## [JOB]
Would you copy out the whole listing exactly as given?

## [INPUT]
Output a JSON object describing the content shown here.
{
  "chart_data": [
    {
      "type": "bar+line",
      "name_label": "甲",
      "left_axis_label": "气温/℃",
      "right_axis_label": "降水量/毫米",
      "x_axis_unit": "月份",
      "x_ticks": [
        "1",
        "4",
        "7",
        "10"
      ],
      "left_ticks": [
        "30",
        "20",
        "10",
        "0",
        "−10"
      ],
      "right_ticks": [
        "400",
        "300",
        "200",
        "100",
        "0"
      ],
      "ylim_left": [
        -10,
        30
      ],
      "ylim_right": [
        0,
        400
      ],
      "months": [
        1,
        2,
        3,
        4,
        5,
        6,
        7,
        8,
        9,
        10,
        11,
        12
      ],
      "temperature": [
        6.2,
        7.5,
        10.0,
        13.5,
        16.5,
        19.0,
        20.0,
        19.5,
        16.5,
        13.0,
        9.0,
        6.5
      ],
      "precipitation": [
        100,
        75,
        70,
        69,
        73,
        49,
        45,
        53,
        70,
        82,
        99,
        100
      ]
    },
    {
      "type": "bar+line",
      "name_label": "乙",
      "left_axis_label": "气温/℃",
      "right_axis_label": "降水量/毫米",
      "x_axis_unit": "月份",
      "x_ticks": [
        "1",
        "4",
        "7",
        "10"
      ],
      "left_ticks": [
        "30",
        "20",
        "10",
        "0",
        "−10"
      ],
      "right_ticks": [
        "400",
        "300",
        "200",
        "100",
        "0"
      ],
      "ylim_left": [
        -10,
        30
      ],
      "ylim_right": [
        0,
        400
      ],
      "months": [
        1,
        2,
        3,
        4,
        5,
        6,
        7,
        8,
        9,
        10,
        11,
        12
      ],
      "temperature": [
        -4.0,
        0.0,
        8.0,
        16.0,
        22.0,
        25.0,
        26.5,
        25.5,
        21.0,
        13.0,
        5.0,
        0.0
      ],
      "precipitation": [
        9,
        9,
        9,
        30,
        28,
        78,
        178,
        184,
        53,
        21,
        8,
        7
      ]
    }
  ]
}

## [EXERCISE OUTPUT]
Output a JSON object describing the content shown here.
{
  "chart_data": [
    {
      "type": "bar+line",
      "name_label": "甲",
      "left_axis_label": "气温/℃",
      "right_axis_label": "降水量/毫米",
      "x_axis_unit": "月份",
      "x_ticks": [
        "1",
        "4",
        "7",
        "10"
      ],
      "left_ticks": [
        "30",
        "20",
        "10",
        "0",
        "−10"
      ],
      "right_ticks": [
        "400",
        "300",
        "200",
        "100",
        "0"
      ],
      "ylim_left": [
        -10,
        30
      ],
      "ylim_right": [
        0,
        400
      ],
      "months": [
        1,
        2,
        3,
        4,
        5,
        6,
        7,
        8,
        9,
        10,
        11,
        12
      ],
      "temperature": [
        6.2,
        7.5,
        10.0,
        13.5,
        16.5,
        19.0,
        20.0,
        19.5,
        16.5,
        13.0,
        9.0,
        6.5
      ],
      "precipitation": [
        100,
        75,
        70,
        69,
        73,
        49,
        45,
        53,
        70,
        82,
        99,
        100
      ]
    },
    {
      "type": "bar+line",
      "name_label": "乙",
      "left_axis_label": "气温/℃",
      "right_axis_label": "降水量/毫米",
      "x_axis_unit": "月份",
      "x_ticks": [
        "1",
        "4",
        "7",
        "10"
      ],
      "left_ticks": [
        "30",
        "20",
        "10",
        "0",
        "−10"
      ],
      "right_ticks": [
        "400",
        "300",
        "200",
        "100",
        "0"
      ],
      "ylim_left": [
        -10,
        30
      ],
      "ylim_right": [
        0,
        400
      ],
      "months": [
        1,
        2,
        3,
        4,
        5,
        6,
        7,
        8,
        9,
        10,
        11,
        12
      ],
      "temperature": [
        -4.0,
        0.0,
        8.0,
        16.0,
        22.0,
        25.0,
        26.5,
        25.5,
        21.0,
        13.0,
        5.0,
        0.0
      ],
      "precipitation": [
        9,
        9,
        9,
        30,
        28,
        78,
        178,
        184,
        53,
        21,
        8,
        7
      ]
    }
  ]
}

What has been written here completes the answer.